## Material provided
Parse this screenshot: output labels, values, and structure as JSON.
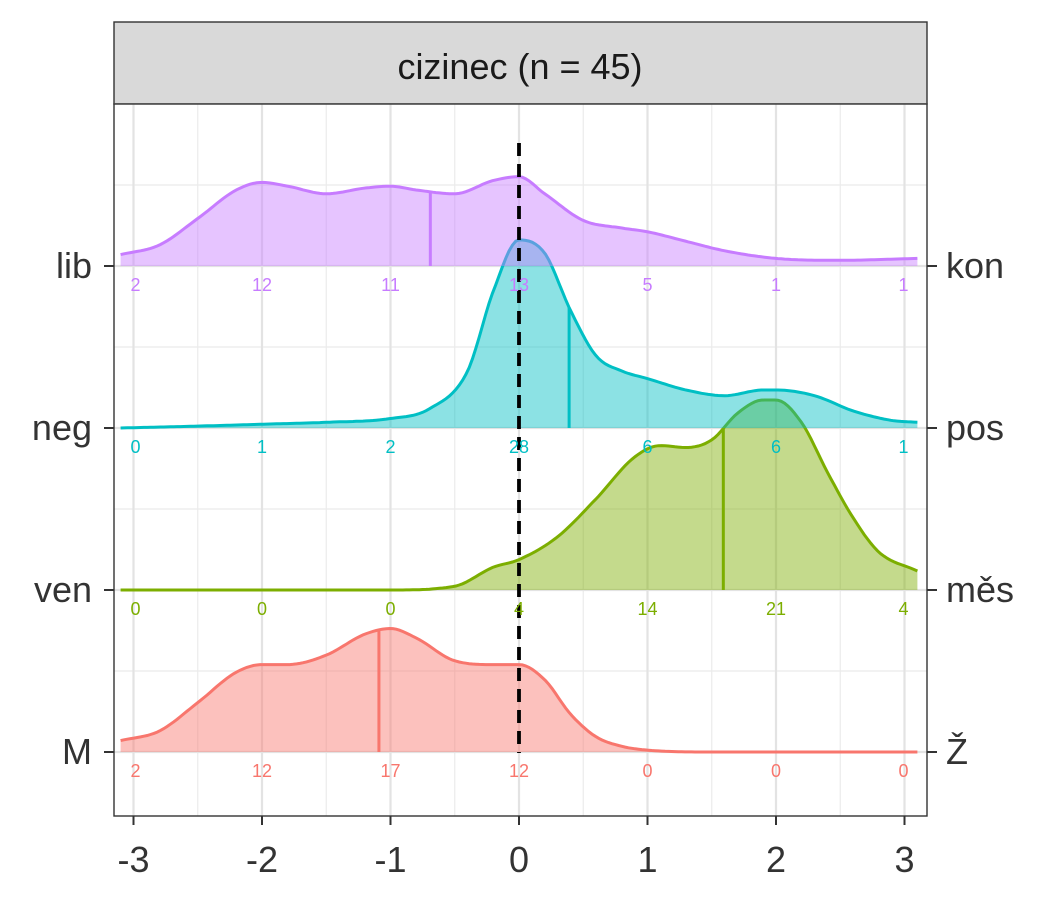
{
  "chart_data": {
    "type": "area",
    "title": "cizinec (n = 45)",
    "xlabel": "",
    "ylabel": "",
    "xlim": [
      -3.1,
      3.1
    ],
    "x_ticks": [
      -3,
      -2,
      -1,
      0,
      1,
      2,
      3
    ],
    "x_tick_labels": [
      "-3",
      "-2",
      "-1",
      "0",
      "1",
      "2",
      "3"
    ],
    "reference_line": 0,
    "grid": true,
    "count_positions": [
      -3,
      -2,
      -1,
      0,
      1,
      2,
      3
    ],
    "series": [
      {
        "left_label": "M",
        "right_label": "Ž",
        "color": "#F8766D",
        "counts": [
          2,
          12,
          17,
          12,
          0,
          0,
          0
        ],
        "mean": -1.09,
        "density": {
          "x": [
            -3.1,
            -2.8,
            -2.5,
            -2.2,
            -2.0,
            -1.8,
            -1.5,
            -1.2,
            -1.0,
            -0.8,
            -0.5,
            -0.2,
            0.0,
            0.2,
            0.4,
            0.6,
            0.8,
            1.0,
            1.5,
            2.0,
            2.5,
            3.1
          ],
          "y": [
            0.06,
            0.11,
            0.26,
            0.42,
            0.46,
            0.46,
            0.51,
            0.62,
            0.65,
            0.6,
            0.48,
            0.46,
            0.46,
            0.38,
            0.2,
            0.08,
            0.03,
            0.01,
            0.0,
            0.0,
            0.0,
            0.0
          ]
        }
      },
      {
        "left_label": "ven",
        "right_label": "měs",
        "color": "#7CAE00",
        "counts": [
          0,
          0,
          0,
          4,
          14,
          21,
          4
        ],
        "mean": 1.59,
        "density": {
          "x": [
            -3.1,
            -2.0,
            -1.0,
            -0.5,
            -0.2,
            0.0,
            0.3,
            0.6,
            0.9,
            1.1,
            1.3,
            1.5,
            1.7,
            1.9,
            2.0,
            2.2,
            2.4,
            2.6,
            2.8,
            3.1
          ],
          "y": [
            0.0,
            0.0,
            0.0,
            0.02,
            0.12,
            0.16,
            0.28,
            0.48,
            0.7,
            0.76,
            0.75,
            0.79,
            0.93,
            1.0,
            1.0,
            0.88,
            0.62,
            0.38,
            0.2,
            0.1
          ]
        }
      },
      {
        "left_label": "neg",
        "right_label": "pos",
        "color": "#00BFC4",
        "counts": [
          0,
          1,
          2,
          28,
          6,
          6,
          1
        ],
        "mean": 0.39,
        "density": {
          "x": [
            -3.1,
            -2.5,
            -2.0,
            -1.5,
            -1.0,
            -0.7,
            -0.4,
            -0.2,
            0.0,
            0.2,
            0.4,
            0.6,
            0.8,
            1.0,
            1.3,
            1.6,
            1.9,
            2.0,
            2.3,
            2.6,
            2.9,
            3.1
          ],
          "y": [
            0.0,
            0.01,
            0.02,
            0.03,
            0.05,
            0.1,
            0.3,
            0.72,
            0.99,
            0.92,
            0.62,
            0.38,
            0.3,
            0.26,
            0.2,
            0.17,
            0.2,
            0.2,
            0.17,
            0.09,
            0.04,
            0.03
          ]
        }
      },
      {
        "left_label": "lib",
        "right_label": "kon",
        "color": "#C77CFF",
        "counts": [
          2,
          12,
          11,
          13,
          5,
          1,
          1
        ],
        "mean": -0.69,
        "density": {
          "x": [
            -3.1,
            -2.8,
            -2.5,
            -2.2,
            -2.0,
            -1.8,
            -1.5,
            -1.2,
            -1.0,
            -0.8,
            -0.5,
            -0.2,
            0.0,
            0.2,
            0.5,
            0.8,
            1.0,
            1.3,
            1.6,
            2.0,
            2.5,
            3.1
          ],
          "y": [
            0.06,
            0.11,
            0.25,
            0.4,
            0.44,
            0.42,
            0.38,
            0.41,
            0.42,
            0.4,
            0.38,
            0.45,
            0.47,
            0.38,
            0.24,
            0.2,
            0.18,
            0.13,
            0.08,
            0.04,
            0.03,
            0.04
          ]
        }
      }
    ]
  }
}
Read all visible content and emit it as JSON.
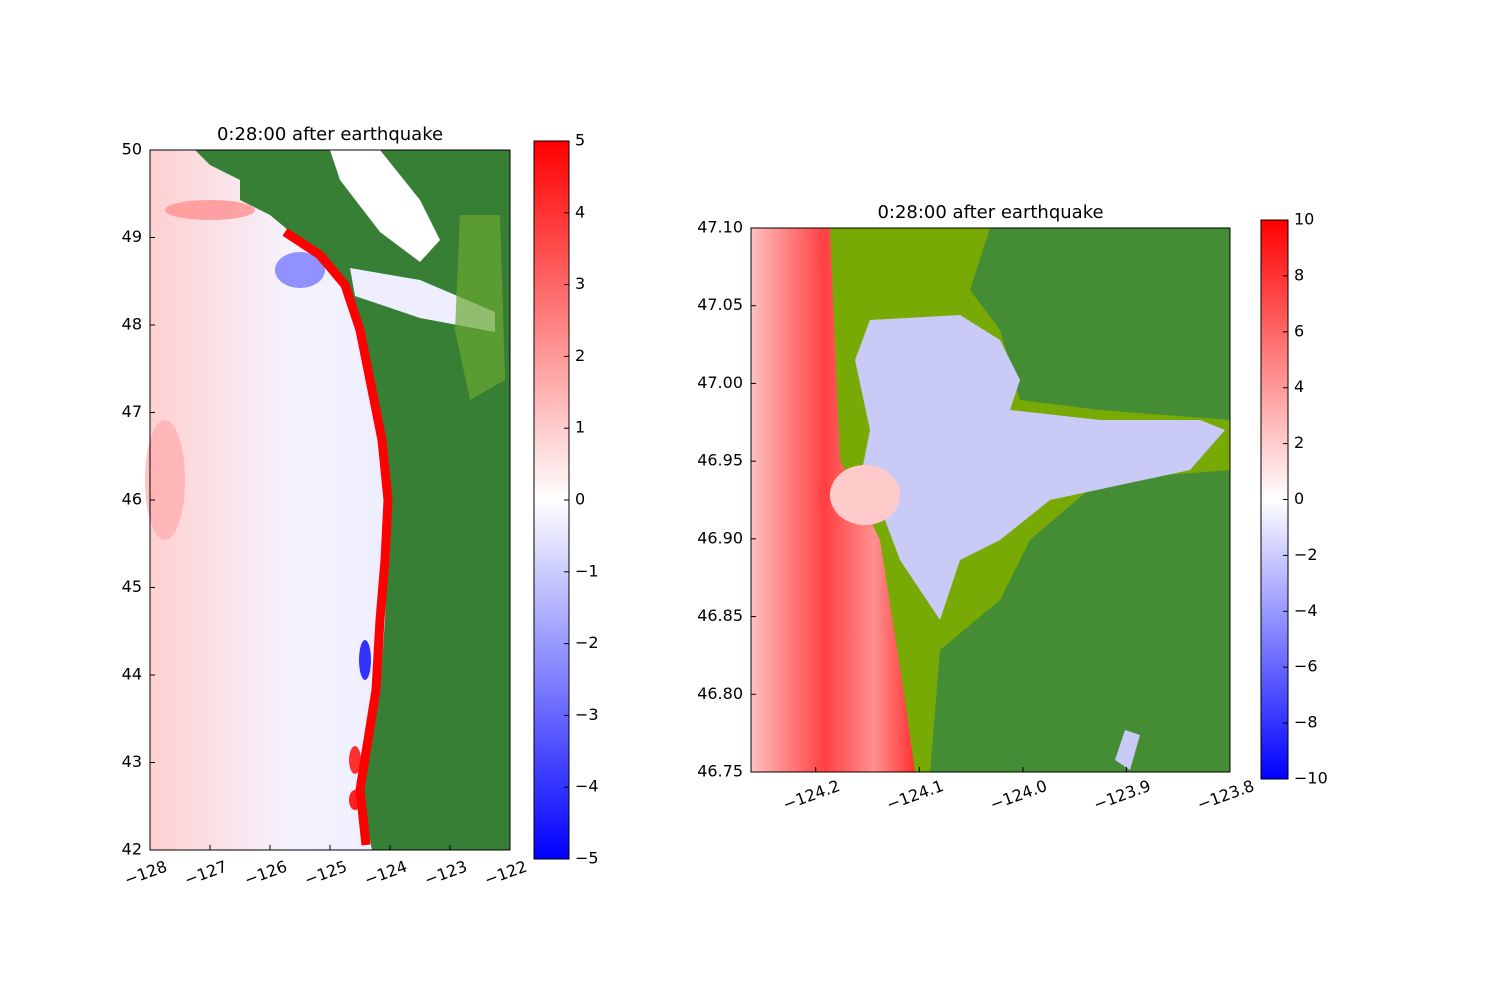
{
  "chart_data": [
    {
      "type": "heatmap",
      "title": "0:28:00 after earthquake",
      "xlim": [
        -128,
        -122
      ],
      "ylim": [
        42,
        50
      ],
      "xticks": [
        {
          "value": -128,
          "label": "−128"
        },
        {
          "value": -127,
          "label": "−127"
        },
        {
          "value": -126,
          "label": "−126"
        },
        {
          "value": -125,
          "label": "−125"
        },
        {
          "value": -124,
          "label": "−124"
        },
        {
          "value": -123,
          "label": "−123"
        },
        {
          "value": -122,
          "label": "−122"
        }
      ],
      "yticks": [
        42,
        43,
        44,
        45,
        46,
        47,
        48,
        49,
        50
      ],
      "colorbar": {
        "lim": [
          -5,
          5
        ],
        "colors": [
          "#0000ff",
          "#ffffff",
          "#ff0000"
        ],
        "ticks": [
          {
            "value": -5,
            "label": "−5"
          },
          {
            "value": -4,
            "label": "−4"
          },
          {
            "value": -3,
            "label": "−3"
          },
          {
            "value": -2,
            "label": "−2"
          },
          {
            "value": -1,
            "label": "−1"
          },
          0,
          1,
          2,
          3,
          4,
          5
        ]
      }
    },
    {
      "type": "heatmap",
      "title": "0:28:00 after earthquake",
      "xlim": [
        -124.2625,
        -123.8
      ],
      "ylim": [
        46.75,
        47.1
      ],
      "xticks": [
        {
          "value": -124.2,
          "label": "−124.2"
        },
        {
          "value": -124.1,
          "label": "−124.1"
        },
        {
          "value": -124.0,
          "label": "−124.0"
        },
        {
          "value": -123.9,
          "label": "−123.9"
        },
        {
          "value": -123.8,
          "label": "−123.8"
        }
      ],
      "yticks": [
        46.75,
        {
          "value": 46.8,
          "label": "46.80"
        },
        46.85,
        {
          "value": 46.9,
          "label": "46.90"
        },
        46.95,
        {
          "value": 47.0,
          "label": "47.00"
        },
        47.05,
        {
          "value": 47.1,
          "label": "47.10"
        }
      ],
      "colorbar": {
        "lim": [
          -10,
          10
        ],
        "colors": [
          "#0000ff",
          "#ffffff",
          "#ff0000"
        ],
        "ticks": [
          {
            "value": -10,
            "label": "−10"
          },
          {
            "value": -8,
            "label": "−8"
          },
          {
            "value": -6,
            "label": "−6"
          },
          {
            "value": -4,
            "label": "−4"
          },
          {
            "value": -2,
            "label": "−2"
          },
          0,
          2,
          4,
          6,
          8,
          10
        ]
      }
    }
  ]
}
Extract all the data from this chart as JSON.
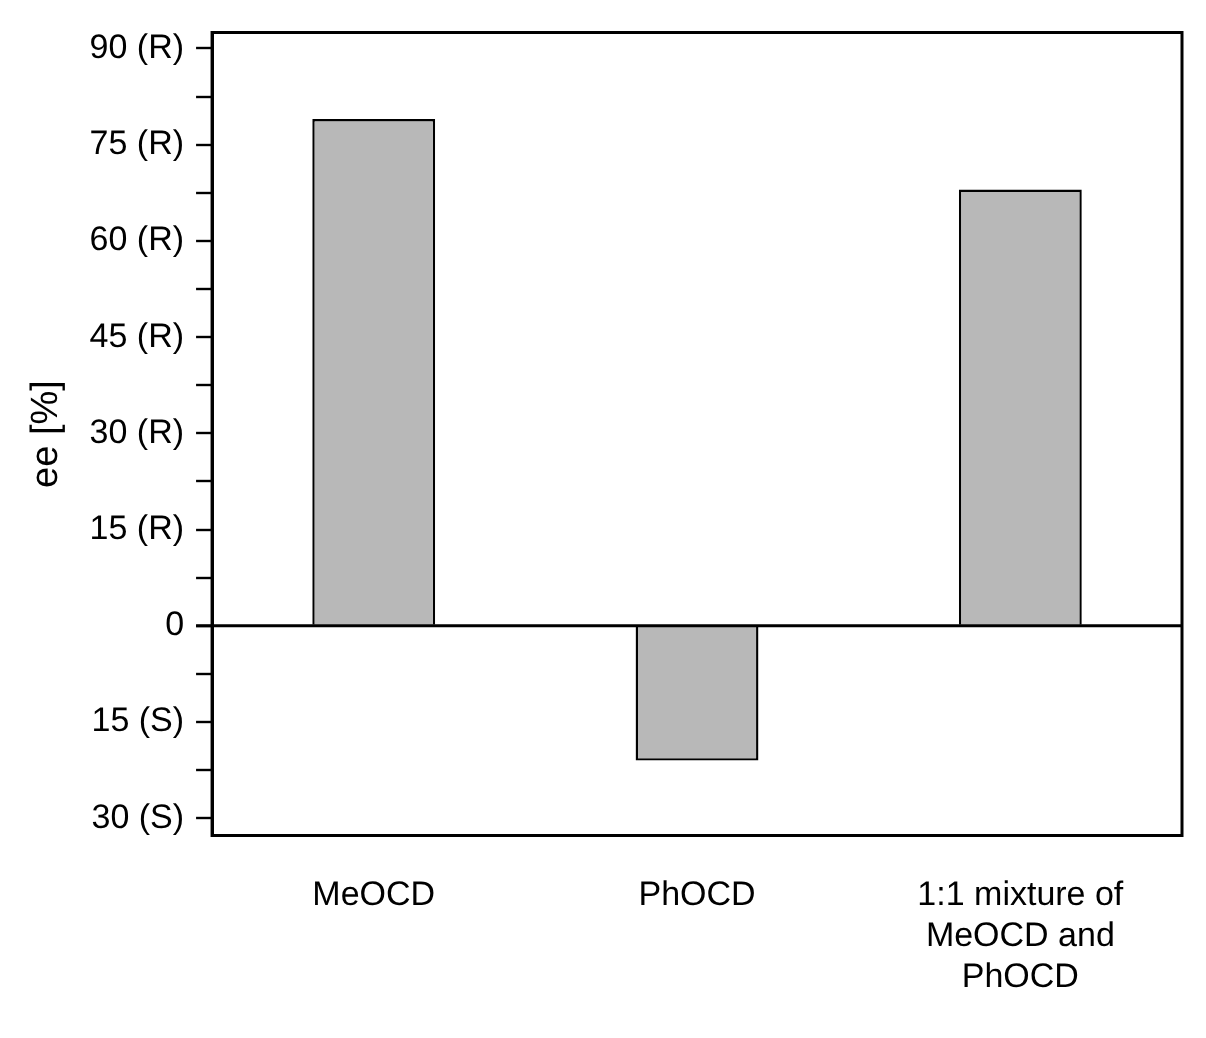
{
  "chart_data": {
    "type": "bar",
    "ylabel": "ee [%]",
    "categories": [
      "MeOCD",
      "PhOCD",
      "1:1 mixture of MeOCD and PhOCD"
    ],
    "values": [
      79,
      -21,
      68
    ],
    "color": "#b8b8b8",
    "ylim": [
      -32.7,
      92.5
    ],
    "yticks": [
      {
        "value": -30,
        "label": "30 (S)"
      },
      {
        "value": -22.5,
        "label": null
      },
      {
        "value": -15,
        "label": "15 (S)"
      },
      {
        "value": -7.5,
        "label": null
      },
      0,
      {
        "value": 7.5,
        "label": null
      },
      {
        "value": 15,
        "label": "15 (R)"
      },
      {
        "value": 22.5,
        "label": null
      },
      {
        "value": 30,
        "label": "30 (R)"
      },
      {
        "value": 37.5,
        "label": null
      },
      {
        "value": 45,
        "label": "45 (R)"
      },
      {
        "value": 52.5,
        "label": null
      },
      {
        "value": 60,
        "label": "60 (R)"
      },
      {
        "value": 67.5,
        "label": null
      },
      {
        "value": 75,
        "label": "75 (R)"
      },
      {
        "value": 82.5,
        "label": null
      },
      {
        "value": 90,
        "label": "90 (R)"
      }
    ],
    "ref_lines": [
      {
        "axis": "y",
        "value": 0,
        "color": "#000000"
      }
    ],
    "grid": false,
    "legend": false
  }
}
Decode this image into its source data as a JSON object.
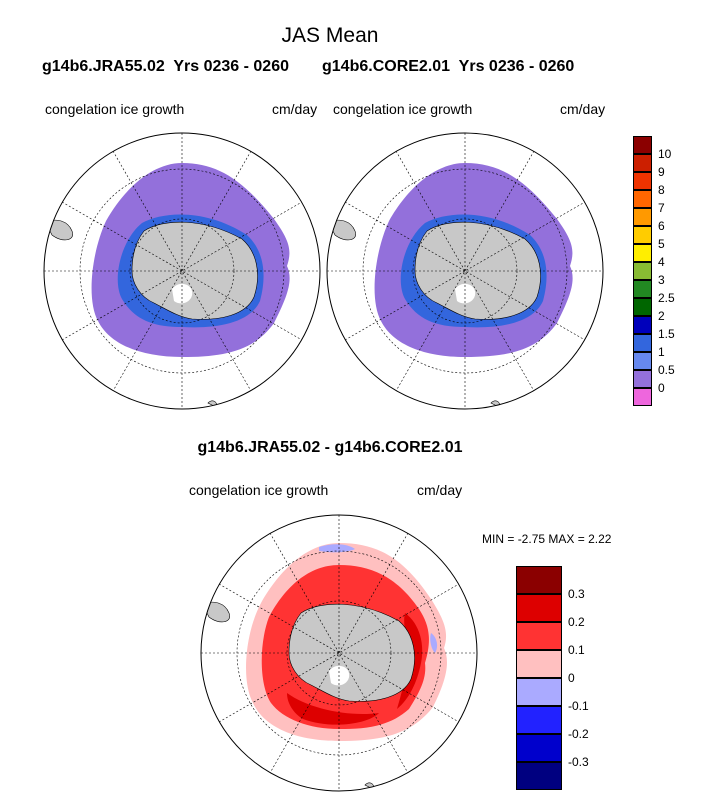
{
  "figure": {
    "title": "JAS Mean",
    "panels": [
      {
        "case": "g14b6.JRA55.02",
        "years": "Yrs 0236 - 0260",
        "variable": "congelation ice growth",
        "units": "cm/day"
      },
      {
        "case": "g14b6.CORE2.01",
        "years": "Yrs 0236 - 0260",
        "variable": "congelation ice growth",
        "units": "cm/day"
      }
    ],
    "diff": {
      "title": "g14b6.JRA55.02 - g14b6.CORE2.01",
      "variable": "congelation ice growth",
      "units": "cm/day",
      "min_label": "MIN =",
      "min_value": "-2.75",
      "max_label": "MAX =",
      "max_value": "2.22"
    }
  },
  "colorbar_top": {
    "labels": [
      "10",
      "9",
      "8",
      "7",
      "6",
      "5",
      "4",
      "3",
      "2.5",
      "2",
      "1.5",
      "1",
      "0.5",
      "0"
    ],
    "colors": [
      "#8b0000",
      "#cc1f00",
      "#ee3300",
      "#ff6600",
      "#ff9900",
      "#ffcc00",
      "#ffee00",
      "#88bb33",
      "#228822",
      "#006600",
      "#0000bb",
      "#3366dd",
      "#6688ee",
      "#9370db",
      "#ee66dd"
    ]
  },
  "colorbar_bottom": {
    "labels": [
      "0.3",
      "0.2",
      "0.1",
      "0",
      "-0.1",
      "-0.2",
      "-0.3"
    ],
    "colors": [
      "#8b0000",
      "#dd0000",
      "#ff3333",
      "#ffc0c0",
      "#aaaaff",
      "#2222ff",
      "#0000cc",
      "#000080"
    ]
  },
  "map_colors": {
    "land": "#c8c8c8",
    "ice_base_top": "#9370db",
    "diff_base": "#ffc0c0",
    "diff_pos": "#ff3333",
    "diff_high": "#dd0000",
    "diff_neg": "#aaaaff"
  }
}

## Your task
Go through the records above and copy every line with the word "title".

## Finished exercise
    "title": "cizinec (n = 45)",
      "title": "0:28:00 after earthquake",
      "title": "0:28:00 after earthquake",
    "title": "JAS Mean",
      "title": "g14b6.JRA55.02 - g14b6.CORE2.01",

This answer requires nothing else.